• The exercise: Below is a block of data; give all of it again word for word.

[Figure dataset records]
═══

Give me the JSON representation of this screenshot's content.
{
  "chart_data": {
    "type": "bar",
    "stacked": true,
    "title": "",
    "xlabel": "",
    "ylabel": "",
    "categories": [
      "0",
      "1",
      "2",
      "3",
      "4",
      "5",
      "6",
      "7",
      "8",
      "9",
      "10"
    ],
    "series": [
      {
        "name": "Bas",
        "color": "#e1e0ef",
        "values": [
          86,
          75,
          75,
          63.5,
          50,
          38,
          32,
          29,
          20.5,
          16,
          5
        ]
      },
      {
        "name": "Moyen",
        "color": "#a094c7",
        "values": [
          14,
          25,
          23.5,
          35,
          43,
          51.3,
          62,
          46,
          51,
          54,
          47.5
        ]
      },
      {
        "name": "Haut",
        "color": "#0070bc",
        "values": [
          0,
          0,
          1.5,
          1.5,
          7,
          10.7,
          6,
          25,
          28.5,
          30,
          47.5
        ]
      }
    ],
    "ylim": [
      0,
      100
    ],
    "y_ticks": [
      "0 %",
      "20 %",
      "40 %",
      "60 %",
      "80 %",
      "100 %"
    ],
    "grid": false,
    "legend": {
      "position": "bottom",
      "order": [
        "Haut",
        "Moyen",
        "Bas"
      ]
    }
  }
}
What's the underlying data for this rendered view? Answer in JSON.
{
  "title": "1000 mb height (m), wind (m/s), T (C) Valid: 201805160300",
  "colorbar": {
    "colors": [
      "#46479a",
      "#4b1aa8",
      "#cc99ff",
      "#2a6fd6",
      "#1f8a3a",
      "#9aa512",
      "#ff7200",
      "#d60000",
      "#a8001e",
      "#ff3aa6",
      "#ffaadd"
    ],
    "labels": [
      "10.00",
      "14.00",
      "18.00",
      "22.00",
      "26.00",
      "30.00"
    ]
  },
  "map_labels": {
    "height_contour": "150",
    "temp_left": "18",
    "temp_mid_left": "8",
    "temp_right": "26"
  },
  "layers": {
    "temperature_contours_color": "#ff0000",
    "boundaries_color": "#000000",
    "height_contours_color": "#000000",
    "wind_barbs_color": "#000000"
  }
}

═══

• Task output:
Give me the JSON representation of this screenshot's content.
{
  "chart_data": {
    "type": "bar",
    "stacked": true,
    "title": "",
    "xlabel": "",
    "ylabel": "",
    "categories": [
      "0",
      "1",
      "2",
      "3",
      "4",
      "5",
      "6",
      "7",
      "8",
      "9",
      "10"
    ],
    "series": [
      {
        "name": "Bas",
        "color": "#e1e0ef",
        "values": [
          86,
          75,
          75,
          63.5,
          50,
          38,
          32,
          29,
          20.5,
          16,
          5
        ]
      },
      {
        "name": "Moyen",
        "color": "#a094c7",
        "values": [
          14,
          25,
          23.5,
          35,
          43,
          51.3,
          62,
          46,
          51,
          54,
          47.5
        ]
      },
      {
        "name": "Haut",
        "color": "#0070bc",
        "values": [
          0,
          0,
          1.5,
          1.5,
          7,
          10.7,
          6,
          25,
          28.5,
          30,
          47.5
        ]
      }
    ],
    "ylim": [
      0,
      100
    ],
    "y_ticks": [
      "0 %",
      "20 %",
      "40 %",
      "60 %",
      "80 %",
      "100 %"
    ],
    "grid": false,
    "legend": {
      "position": "bottom",
      "order": [
        "Haut",
        "Moyen",
        "Bas"
      ]
    }
  }
}
What's the underlying data for this rendered view? Answer in JSON.
{
  "title": "1000 mb height (m), wind (m/s), T (C) Valid: 201805160300",
  "colorbar": {
    "colors": [
      "#46479a",
      "#4b1aa8",
      "#cc99ff",
      "#2a6fd6",
      "#1f8a3a",
      "#9aa512",
      "#ff7200",
      "#d60000",
      "#a8001e",
      "#ff3aa6",
      "#ffaadd"
    ],
    "labels": [
      "10.00",
      "14.00",
      "18.00",
      "22.00",
      "26.00",
      "30.00"
    ]
  },
  "map_labels": {
    "height_contour": "150",
    "temp_left": "18",
    "temp_mid_left": "8",
    "temp_right": "26"
  },
  "layers": {
    "temperature_contours_color": "#ff0000",
    "boundaries_color": "#000000",
    "height_contours_color": "#000000",
    "wind_barbs_color": "#000000"
  }
}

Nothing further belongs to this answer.